━━ Supplied records ━━

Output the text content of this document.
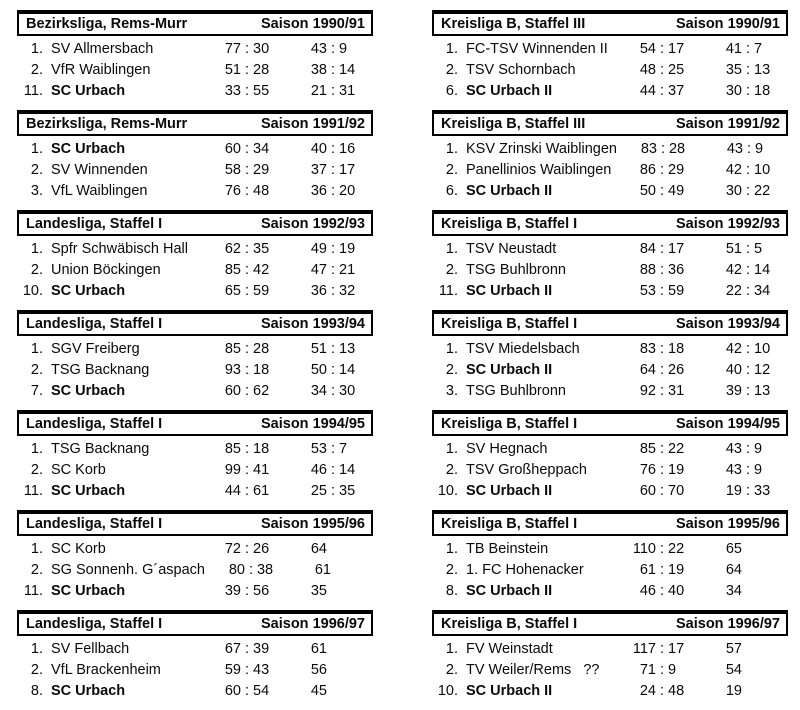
Bezirksliga, Rems-Murr	Saison 1990/91
1. SV Allmersbach	77 : 30	43 : 9
2. VfR Waiblingen	51 : 28	38 : 14
11. SC Urbach	33 : 55	21 : 31
Bezirksliga, Rems-Murr	Saison 1991/92
1. SC Urbach	60 : 34	40 : 16
2. SV Winnenden	58 : 29	37 : 17
3. VfL Waiblingen	76 : 48	36 : 20
Landesliga, Staffel I	Saison 1992/93
1. Spfr Schwäbisch Hall	62 : 35	49 : 19
2. Union Böckingen	85 : 42	47 : 21
10. SC Urbach	65 : 59	36 : 32
Landesliga, Staffel I	Saison 1993/94
1. SGV Freiberg	85 : 28	51 : 13
2. TSG Backnang	93 : 18	50 : 14
7. SC Urbach	60 : 62	34 : 30
Landesliga, Staffel I	Saison 1994/95
1. TSG Backnang	85 : 18	53 : 7
2. SC Korb	99 : 41	46 : 14
11. SC Urbach	44 : 61	25 : 35
Landesliga, Staffel I	Saison 1995/96
1. SC Korb	72 : 26	64
2. SG Sonnenh. G´aspach	80 : 38	61
11. SC Urbach	39 : 56	35
Landesliga, Staffel I	Saison 1996/97
1. SV Fellbach	67 : 39	61
2. VfL Brackenheim	59 : 43	56
8. SC Urbach	60 : 54	45
Kreisliga B, Staffel III	Saison 1990/91
1. FC-TSV Winnenden II	54 : 17	41 : 7
2. TSV Schornbach	48 : 25	35 : 13
6. SC Urbach II	44 : 37	30 : 18
Kreisliga B, Staffel III	Saison 1991/92
1. KSV Zrinski Waiblingen	83 : 28	43 : 9
2. Panellinios Waiblingen	86 : 29	42 : 10
6. SC Urbach II	50 : 49	30 : 22
Kreisliga B, Staffel I	Saison 1992/93
1. TSV Neustadt	84 : 17	51 : 5
2. TSG Buhlbronn	88 : 36	42 : 14
11. SC Urbach II	53 : 59	22 : 34
Kreisliga B, Staffel I	Saison 1993/94
1. TSV Miedelsbach	83 : 18	42 : 10
2. SC Urbach II	64 : 26	40 : 12
3. TSG Buhlbronn	92 : 31	39 : 13
Kreisliga B, Staffel I	Saison 1994/95
1. SV Hegnach	85 : 22	43 : 9
2. TSV Großheppach	76 : 19	43 : 9
10. SC Urbach II	60 : 70	19 : 33
Kreisliga B, Staffel I	Saison 1995/96
1. TB Beinstein	110 : 22	65
2. 1. FC Hohenacker	61 : 19	64
8. SC Urbach II	46 : 40	34
Kreisliga B, Staffel I	Saison 1996/97
1. FV Weinstadt	117 : 17	57
2. TV Weiler/Rems   ??	71 : 9	54
10. SC Urbach II	24 : 48	19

━━━

The task
Exactly reproduce each record, leaving out any pictures.

The result
Output the text content of this document.
Bezirksliga, Rems-Murr	Saison 1990/91
1. SV Allmersbach	77 : 30	43 : 9
2. VfR Waiblingen	51 : 28	38 : 14
11. SC Urbach	33 : 55	21 : 31
Bezirksliga, Rems-Murr	Saison 1991/92
1. SC Urbach	60 : 34	40 : 16
2. SV Winnenden	58 : 29	37 : 17
3. VfL Waiblingen	76 : 48	36 : 20
Landesliga, Staffel I	Saison 1992/93
1. Spfr Schwäbisch Hall	62 : 35	49 : 19
2. Union Böckingen	85 : 42	47 : 21
10. SC Urbach	65 : 59	36 : 32
Landesliga, Staffel I	Saison 1993/94
1. SGV Freiberg	85 : 28	51 : 13
2. TSG Backnang	93 : 18	50 : 14
7. SC Urbach	60 : 62	34 : 30
Landesliga, Staffel I	Saison 1994/95
1. TSG Backnang	85 : 18	53 : 7
2. SC Korb	99 : 41	46 : 14
11. SC Urbach	44 : 61	25 : 35
Landesliga, Staffel I	Saison 1995/96
1. SC Korb	72 : 26	64
2. SG Sonnenh. G´aspach	80 : 38	61
11. SC Urbach	39 : 56	35
Landesliga, Staffel I	Saison 1996/97
1. SV Fellbach	67 : 39	61
2. VfL Brackenheim	59 : 43	56
8. SC Urbach	60 : 54	45
Kreisliga B, Staffel III	Saison 1990/91
1. FC-TSV Winnenden II	54 : 17	41 : 7
2. TSV Schornbach	48 : 25	35 : 13
6. SC Urbach II	44 : 37	30 : 18
Kreisliga B, Staffel III	Saison 1991/92
1. KSV Zrinski Waiblingen	83 : 28	43 : 9
2. Panellinios Waiblingen	86 : 29	42 : 10
6. SC Urbach II	50 : 49	30 : 22
Kreisliga B, Staffel I	Saison 1992/93
1. TSV Neustadt	84 : 17	51 : 5
2. TSG Buhlbronn	88 : 36	42 : 14
11. SC Urbach II	53 : 59	22 : 34
Kreisliga B, Staffel I	Saison 1993/94
1. TSV Miedelsbach	83 : 18	42 : 10
2. SC Urbach II	64 : 26	40 : 12
3. TSG Buhlbronn	92 : 31	39 : 13
Kreisliga B, Staffel I	Saison 1994/95
1. SV Hegnach	85 : 22	43 : 9
2. TSV Großheppach	76 : 19	43 : 9
10. SC Urbach II	60 : 70	19 : 33
Kreisliga B, Staffel I	Saison 1995/96
1. TB Beinstein	110 : 22	65
2. 1. FC Hohenacker	61 : 19	64
8. SC Urbach II	46 : 40	34
Kreisliga B, Staffel I	Saison 1996/97
1. FV Weinstadt	117 : 17	57
2. TV Weiler/Rems   ??	71 : 9	54
10. SC Urbach II	24 : 48	19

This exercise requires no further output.